Written exercise: Select and reproduce each line of the listing below that bears the string "体系主管岗位类别".

Exercise inputs:

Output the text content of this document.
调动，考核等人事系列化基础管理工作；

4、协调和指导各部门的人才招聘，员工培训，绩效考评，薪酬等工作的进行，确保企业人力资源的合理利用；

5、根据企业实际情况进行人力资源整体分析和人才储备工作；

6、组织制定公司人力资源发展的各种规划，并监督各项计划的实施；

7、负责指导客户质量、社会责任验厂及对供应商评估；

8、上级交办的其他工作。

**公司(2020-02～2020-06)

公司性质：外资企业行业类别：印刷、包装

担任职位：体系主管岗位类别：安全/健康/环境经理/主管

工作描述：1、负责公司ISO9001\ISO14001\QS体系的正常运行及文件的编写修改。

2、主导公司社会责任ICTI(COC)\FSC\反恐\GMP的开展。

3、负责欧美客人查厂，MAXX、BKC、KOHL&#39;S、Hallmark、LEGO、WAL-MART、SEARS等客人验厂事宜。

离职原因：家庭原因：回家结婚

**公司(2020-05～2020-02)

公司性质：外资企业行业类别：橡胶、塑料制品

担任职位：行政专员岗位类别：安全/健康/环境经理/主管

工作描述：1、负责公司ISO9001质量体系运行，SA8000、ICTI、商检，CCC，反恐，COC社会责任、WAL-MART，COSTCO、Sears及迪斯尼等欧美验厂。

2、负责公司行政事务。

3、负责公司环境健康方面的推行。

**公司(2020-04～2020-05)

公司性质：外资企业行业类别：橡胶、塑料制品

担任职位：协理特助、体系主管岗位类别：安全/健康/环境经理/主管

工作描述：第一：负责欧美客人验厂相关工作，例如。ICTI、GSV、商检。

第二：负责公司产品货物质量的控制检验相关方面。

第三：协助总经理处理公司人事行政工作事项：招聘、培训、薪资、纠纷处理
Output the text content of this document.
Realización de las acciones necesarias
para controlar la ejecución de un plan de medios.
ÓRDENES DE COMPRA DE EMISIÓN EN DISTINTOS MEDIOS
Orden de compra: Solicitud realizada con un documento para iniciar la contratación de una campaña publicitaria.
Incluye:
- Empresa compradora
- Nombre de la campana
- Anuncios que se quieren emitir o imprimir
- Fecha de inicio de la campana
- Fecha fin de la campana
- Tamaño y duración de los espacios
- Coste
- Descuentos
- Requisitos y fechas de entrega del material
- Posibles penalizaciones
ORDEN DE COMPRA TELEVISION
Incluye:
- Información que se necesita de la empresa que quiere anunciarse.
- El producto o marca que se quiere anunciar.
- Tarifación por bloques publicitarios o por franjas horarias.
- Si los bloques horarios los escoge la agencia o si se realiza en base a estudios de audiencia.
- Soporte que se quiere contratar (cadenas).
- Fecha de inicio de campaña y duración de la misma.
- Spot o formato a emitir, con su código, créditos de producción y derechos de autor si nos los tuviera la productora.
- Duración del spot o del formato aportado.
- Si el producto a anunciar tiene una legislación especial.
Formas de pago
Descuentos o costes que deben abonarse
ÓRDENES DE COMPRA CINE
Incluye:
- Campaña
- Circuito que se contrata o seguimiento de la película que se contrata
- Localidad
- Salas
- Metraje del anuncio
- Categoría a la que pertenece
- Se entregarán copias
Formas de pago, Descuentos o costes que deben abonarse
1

The response:
担任职位：体系主管岗位类别：安全/健康/环境经理/主管
担任职位：协理特助、体系主管岗位类别：安全/健康/环境经理/主管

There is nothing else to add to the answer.